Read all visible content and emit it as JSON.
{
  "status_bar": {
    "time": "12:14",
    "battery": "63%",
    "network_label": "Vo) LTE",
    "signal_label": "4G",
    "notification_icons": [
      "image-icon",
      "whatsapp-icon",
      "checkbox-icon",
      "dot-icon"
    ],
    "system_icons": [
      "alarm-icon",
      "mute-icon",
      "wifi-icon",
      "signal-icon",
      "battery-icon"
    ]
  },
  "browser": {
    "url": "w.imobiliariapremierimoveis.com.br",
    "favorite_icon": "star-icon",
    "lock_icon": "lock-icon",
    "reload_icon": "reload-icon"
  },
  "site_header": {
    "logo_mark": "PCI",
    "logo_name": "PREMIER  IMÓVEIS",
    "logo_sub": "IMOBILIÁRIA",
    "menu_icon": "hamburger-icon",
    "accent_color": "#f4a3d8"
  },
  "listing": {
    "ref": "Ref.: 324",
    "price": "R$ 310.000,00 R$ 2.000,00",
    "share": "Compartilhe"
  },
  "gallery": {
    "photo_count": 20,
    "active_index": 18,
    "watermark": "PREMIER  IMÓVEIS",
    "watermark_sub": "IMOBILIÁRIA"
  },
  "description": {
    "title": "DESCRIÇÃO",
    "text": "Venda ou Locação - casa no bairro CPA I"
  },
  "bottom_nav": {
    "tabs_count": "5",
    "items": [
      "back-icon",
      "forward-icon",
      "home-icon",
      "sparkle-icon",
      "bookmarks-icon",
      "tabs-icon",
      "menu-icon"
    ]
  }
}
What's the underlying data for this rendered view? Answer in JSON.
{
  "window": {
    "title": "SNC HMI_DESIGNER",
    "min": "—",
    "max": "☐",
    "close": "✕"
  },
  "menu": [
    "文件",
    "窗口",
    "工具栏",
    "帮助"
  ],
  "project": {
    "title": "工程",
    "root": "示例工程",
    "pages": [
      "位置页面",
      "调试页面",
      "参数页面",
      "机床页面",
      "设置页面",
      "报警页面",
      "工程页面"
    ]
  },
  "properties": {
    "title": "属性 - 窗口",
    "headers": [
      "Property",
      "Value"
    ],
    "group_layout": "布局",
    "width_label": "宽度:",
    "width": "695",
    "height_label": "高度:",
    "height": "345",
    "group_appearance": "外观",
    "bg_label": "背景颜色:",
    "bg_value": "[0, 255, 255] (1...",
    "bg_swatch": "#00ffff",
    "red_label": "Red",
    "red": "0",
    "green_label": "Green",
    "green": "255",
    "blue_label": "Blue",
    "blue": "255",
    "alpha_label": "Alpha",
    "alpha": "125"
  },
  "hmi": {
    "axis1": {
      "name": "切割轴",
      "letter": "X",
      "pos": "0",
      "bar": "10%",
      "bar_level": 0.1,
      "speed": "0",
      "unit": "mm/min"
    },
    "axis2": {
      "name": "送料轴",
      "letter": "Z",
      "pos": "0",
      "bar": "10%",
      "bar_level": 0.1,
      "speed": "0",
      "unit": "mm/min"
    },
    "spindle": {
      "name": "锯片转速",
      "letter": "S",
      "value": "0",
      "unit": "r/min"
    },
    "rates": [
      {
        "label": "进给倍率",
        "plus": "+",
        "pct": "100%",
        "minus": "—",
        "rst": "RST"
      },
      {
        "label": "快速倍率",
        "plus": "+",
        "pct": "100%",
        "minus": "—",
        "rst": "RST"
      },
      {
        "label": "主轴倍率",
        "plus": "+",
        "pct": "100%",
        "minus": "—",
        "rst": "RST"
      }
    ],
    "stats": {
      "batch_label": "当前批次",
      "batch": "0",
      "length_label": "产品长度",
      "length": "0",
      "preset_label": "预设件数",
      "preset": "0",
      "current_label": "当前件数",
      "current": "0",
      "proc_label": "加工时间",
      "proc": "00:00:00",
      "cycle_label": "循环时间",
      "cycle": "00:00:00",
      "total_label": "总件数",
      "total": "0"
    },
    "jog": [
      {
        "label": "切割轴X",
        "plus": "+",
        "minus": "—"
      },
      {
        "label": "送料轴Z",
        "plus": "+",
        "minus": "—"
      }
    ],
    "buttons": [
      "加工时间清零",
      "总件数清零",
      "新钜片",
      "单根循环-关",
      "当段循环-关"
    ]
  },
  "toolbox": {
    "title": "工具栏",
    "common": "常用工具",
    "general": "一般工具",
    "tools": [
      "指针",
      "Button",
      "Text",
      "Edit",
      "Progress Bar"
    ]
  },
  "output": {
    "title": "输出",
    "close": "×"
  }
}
•••
Aim of the task
Write out all the data again, exactly as it appears.

Task result
Read all visible content and emit it as JSON.
{
  "status_bar": {
    "time": "12:14",
    "battery": "63%",
    "network_label": "Vo) LTE",
    "signal_label": "4G",
    "notification_icons": [
      "image-icon",
      "whatsapp-icon",
      "checkbox-icon",
      "dot-icon"
    ],
    "system_icons": [
      "alarm-icon",
      "mute-icon",
      "wifi-icon",
      "signal-icon",
      "battery-icon"
    ]
  },
  "browser": {
    "url": "w.imobiliariapremierimoveis.com.br",
    "favorite_icon": "star-icon",
    "lock_icon": "lock-icon",
    "reload_icon": "reload-icon"
  },
  "site_header": {
    "logo_mark": "PCI",
    "logo_name": "PREMIER  IMÓVEIS",
    "logo_sub": "IMOBILIÁRIA",
    "menu_icon": "hamburger-icon",
    "accent_color": "#f4a3d8"
  },
  "listing": {
    "ref": "Ref.: 324",
    "price": "R$ 310.000,00 R$ 2.000,00",
    "share": "Compartilhe"
  },
  "gallery": {
    "photo_count": 20,
    "active_index": 18,
    "watermark": "PREMIER  IMÓVEIS",
    "watermark_sub": "IMOBILIÁRIA"
  },
  "description": {
    "title": "DESCRIÇÃO",
    "text": "Venda ou Locação - casa no bairro CPA I"
  },
  "bottom_nav": {
    "tabs_count": "5",
    "items": [
      "back-icon",
      "forward-icon",
      "home-icon",
      "sparkle-icon",
      "bookmarks-icon",
      "tabs-icon",
      "menu-icon"
    ]
  }
}
What's the underlying data for this rendered view? Answer in JSON.
{
  "window": {
    "title": "SNC HMI_DESIGNER",
    "min": "—",
    "max": "☐",
    "close": "✕"
  },
  "menu": [
    "文件",
    "窗口",
    "工具栏",
    "帮助"
  ],
  "project": {
    "title": "工程",
    "root": "示例工程",
    "pages": [
      "位置页面",
      "调试页面",
      "参数页面",
      "机床页面",
      "设置页面",
      "报警页面",
      "工程页面"
    ]
  },
  "properties": {
    "title": "属性 - 窗口",
    "headers": [
      "Property",
      "Value"
    ],
    "group_layout": "布局",
    "width_label": "宽度:",
    "width": "695",
    "height_label": "高度:",
    "height": "345",
    "group_appearance": "外观",
    "bg_label": "背景颜色:",
    "bg_value": "[0, 255, 255] (1...",
    "bg_swatch": "#00ffff",
    "red_label": "Red",
    "red": "0",
    "green_label": "Green",
    "green": "255",
    "blue_label": "Blue",
    "blue": "255",
    "alpha_label": "Alpha",
    "alpha": "125"
  },
  "hmi": {
    "axis1": {
      "name": "切割轴",
      "letter": "X",
      "pos": "0",
      "bar": "10%",
      "bar_level": 0.1,
      "speed": "0",
      "unit": "mm/min"
    },
    "axis2": {
      "name": "送料轴",
      "letter": "Z",
      "pos": "0",
      "bar": "10%",
      "bar_level": 0.1,
      "speed": "0",
      "unit": "mm/min"
    },
    "spindle": {
      "name": "锯片转速",
      "letter": "S",
      "value": "0",
      "unit": "r/min"
    },
    "rates": [
      {
        "label": "进给倍率",
        "plus": "+",
        "pct": "100%",
        "minus": "—",
        "rst": "RST"
      },
      {
        "label": "快速倍率",
        "plus": "+",
        "pct": "100%",
        "minus": "—",
        "rst": "RST"
      },
      {
        "label": "主轴倍率",
        "plus": "+",
        "pct": "100%",
        "minus": "—",
        "rst": "RST"
      }
    ],
    "stats": {
      "batch_label": "当前批次",
      "batch": "0",
      "length_label": "产品长度",
      "length": "0",
      "preset_label": "预设件数",
      "preset": "0",
      "current_label": "当前件数",
      "current": "0",
      "proc_label": "加工时间",
      "proc": "00:00:00",
      "cycle_label": "循环时间",
      "cycle": "00:00:00",
      "total_label": "总件数",
      "total": "0"
    },
    "jog": [
      {
        "label": "切割轴X",
        "plus": "+",
        "minus": "—"
      },
      {
        "label": "送料轴Z",
        "plus": "+",
        "minus": "—"
      }
    ],
    "buttons": [
      "加工时间清零",
      "总件数清零",
      "新钜片",
      "单根循环-关",
      "当段循环-关"
    ]
  },
  "toolbox": {
    "title": "工具栏",
    "common": "常用工具",
    "general": "一般工具",
    "tools": [
      "指针",
      "Button",
      "Text",
      "Edit",
      "Progress Bar"
    ]
  },
  "output": {
    "title": "输出",
    "close": "×"
  }
}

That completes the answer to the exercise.